## START

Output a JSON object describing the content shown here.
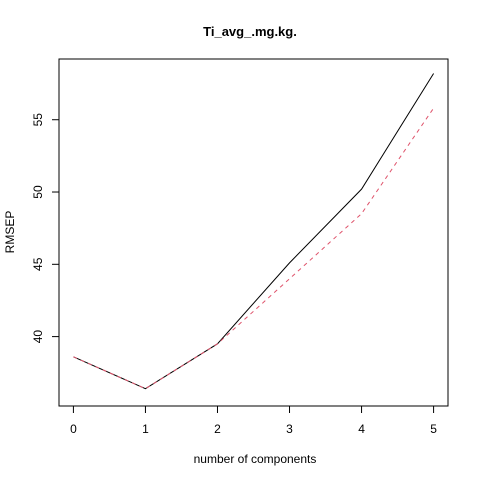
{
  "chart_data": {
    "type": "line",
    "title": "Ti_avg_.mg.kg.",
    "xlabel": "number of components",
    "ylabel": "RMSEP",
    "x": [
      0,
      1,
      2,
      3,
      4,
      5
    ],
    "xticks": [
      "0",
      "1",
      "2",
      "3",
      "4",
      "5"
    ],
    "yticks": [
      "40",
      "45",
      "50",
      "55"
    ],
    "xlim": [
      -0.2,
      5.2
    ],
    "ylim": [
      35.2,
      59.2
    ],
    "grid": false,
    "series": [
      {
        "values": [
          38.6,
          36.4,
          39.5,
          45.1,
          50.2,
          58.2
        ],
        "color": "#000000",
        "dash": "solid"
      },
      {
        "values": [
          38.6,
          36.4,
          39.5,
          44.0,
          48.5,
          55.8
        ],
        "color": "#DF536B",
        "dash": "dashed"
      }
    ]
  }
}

## END

SHORT PROBLEM =>
Excluding the pictures, reproduce every entry exactly as given.

SOLUTION TO THE EXERCISE =>
Output a JSON object describing the content shown here.
{
  "chart_data": {
    "type": "line",
    "title": "Ti_avg_.mg.kg.",
    "xlabel": "number of components",
    "ylabel": "RMSEP",
    "x": [
      0,
      1,
      2,
      3,
      4,
      5
    ],
    "xticks": [
      "0",
      "1",
      "2",
      "3",
      "4",
      "5"
    ],
    "yticks": [
      "40",
      "45",
      "50",
      "55"
    ],
    "xlim": [
      -0.2,
      5.2
    ],
    "ylim": [
      35.2,
      59.2
    ],
    "grid": false,
    "series": [
      {
        "values": [
          38.6,
          36.4,
          39.5,
          45.1,
          50.2,
          58.2
        ],
        "color": "#000000",
        "dash": "solid"
      },
      {
        "values": [
          38.6,
          36.4,
          39.5,
          44.0,
          48.5,
          55.8
        ],
        "color": "#DF536B",
        "dash": "dashed"
      }
    ]
  }
}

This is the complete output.